• [Exercise task]: Scan the data that follows and count the lines with the string "current"; answer with the count alone.

:: Input data

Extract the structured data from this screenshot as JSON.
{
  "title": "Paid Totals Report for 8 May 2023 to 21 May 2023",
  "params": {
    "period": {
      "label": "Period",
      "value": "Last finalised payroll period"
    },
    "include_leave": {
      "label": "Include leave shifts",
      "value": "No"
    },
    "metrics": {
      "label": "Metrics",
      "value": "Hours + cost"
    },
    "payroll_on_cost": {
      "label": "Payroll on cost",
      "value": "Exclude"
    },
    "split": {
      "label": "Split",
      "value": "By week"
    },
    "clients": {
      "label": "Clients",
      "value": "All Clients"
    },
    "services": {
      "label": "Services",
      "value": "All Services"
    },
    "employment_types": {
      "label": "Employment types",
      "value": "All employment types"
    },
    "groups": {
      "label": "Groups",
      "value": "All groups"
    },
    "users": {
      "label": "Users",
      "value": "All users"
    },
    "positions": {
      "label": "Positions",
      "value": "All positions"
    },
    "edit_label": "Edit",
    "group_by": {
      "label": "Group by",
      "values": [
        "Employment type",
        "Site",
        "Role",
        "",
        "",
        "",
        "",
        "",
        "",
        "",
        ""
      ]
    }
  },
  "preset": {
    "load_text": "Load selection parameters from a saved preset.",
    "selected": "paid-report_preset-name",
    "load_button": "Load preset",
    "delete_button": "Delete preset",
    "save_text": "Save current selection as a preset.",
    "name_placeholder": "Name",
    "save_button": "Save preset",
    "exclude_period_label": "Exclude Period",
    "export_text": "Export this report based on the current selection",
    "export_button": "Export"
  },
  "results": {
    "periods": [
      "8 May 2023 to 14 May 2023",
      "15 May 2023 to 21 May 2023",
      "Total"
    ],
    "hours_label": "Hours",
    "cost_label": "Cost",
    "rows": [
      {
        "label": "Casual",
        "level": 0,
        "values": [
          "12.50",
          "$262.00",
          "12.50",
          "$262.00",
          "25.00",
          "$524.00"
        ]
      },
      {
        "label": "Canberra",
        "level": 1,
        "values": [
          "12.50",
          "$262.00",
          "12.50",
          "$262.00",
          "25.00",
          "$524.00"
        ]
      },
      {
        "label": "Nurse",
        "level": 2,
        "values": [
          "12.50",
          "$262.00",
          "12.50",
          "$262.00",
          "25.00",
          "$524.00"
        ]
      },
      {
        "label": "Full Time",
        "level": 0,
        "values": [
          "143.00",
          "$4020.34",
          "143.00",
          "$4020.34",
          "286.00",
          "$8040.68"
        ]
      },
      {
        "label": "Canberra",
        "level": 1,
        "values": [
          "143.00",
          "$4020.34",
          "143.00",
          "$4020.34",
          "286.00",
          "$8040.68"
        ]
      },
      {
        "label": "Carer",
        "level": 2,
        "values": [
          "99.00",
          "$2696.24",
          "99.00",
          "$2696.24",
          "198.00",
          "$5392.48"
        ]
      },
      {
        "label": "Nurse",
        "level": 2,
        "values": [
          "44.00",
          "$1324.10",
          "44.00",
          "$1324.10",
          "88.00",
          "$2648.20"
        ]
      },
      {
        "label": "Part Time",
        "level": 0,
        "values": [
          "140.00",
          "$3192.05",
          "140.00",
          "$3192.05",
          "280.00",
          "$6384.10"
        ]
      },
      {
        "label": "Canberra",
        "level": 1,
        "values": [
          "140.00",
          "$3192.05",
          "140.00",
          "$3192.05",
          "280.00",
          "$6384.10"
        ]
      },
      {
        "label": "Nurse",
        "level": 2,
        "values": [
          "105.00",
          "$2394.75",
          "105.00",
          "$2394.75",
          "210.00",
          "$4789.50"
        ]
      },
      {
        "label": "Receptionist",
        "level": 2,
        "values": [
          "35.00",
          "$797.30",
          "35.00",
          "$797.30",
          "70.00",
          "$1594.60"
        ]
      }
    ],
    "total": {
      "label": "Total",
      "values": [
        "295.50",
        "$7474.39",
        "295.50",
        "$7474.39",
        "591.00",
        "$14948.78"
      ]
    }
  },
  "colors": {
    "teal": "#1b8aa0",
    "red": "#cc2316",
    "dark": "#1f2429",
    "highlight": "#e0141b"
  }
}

::::

• [Exercise response]: 2